::: MATERIALS PROVIDED

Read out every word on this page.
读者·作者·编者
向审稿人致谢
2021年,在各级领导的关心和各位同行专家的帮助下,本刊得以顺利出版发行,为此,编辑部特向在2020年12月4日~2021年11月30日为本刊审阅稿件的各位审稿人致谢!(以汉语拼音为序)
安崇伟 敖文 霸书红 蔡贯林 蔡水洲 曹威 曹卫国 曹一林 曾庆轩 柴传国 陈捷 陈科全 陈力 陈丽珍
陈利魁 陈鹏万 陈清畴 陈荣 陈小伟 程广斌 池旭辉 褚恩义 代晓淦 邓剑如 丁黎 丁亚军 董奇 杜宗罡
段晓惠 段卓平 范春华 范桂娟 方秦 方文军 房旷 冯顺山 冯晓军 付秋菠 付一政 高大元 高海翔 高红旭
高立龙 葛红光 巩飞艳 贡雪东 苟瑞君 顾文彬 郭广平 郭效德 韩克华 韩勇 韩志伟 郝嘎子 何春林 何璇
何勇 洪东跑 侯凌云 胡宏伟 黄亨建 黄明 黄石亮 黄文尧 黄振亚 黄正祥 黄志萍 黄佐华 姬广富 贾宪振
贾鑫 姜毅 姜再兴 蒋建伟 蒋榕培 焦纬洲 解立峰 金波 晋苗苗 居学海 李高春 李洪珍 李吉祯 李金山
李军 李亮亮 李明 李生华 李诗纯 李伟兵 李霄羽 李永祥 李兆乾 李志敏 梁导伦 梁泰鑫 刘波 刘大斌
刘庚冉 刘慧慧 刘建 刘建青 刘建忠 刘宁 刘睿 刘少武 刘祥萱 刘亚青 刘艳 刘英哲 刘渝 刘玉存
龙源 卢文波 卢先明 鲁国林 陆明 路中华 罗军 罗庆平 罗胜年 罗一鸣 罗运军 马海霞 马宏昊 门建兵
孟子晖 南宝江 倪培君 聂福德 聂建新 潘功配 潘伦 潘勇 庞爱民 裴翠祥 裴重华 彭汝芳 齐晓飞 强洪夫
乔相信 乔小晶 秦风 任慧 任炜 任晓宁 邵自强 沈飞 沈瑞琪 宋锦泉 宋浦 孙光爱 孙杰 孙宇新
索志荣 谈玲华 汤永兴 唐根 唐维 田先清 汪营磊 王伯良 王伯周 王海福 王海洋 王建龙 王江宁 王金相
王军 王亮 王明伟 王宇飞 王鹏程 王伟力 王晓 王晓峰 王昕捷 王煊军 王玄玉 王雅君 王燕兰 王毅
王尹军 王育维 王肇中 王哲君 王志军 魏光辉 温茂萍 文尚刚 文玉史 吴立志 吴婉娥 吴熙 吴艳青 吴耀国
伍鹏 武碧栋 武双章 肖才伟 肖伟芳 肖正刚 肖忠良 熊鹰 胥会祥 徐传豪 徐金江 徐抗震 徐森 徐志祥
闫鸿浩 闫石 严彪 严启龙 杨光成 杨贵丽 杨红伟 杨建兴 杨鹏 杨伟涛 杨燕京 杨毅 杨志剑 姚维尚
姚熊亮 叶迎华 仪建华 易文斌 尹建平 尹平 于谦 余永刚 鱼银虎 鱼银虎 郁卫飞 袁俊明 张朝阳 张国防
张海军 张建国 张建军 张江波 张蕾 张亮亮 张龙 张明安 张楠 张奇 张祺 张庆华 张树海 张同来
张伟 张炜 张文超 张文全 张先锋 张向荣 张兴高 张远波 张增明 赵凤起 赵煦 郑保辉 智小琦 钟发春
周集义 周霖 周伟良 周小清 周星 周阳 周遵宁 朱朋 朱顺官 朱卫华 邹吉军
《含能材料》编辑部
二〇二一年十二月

::::::

### TASK PROMPT:
Each record must be repeated exactly as it is.

### THE RESPONSE:
Read out every word on this page.
读者·作者·编者
向审稿人致谢
2021年,在各级领导的关心和各位同行专家的帮助下,本刊得以顺利出版发行,为此,编辑部特向在2020年12月4日~2021年11月30日为本刊审阅稿件的各位审稿人致谢!(以汉语拼音为序)
安崇伟 敖文 霸书红 蔡贯林 蔡水洲 曹威 曹卫国 曹一林 曾庆轩 柴传国 陈捷 陈科全 陈力 陈丽珍
陈利魁 陈鹏万 陈清畴 陈荣 陈小伟 程广斌 池旭辉 褚恩义 代晓淦 邓剑如 丁黎 丁亚军 董奇 杜宗罡
段晓惠 段卓平 范春华 范桂娟 方秦 方文军 房旷 冯顺山 冯晓军 付秋菠 付一政 高大元 高海翔 高红旭
高立龙 葛红光 巩飞艳 贡雪东 苟瑞君 顾文彬 郭广平 郭效德 韩克华 韩勇 韩志伟 郝嘎子 何春林 何璇
何勇 洪东跑 侯凌云 胡宏伟 黄亨建 黄明 黄石亮 黄文尧 黄振亚 黄正祥 黄志萍 黄佐华 姬广富 贾宪振
贾鑫 姜毅 姜再兴 蒋建伟 蒋榕培 焦纬洲 解立峰 金波 晋苗苗 居学海 李高春 李洪珍 李吉祯 李金山
李军 李亮亮 李明 李生华 李诗纯 李伟兵 李霄羽 李永祥 李兆乾 李志敏 梁导伦 梁泰鑫 刘波 刘大斌
刘庚冉 刘慧慧 刘建 刘建青 刘建忠 刘宁 刘睿 刘少武 刘祥萱 刘亚青 刘艳 刘英哲 刘渝 刘玉存
龙源 卢文波 卢先明 鲁国林 陆明 路中华 罗军 罗庆平 罗胜年 罗一鸣 罗运军 马海霞 马宏昊 门建兵
孟子晖 南宝江 倪培君 聂福德 聂建新 潘功配 潘伦 潘勇 庞爱民 裴翠祥 裴重华 彭汝芳 齐晓飞 强洪夫
乔相信 乔小晶 秦风 任慧 任炜 任晓宁 邵自强 沈飞 沈瑞琪 宋锦泉 宋浦 孙光爱 孙杰 孙宇新
索志荣 谈玲华 汤永兴 唐根 唐维 田先清 汪营磊 王伯良 王伯周 王海福 王海洋 王建龙 王江宁 王金相
王军 王亮 王明伟 王宇飞 王鹏程 王伟力 王晓 王晓峰 王昕捷 王煊军 王玄玉 王雅君 王燕兰 王毅
王尹军 王育维 王肇中 王哲君 王志军 魏光辉 温茂萍 文尚刚 文玉史 吴立志 吴婉娥 吴熙 吴艳青 吴耀国
伍鹏 武碧栋 武双章 肖才伟 肖伟芳 肖正刚 肖忠良 熊鹰 胥会祥 徐传豪 徐金江 徐抗震 徐森 徐志祥
闫鸿浩 闫石 严彪 严启龙 杨光成 杨贵丽 杨红伟 杨建兴 杨鹏 杨伟涛 杨燕京 杨毅 杨志剑 姚维尚
姚熊亮 叶迎华 仪建华 易文斌 尹建平 尹平 于谦 余永刚 鱼银虎 鱼银虎 郁卫飞 袁俊明 张朝阳 张国防
张海军 张建国 张建军 张江波 张蕾 张亮亮 张龙 张明安 张楠 张奇 张祺 张庆华 张树海 张同来
张伟 张炜 张文超 张文全 张先锋 张向荣 张兴高 张远波 张增明 赵凤起 赵煦 郑保辉 智小琦 钟发春
周集义 周霖 周伟良 周小清 周星 周阳 周遵宁 朱朋 朱顺官 朱卫华 邹吉军
《含能材料》编辑部
二〇二一年十二月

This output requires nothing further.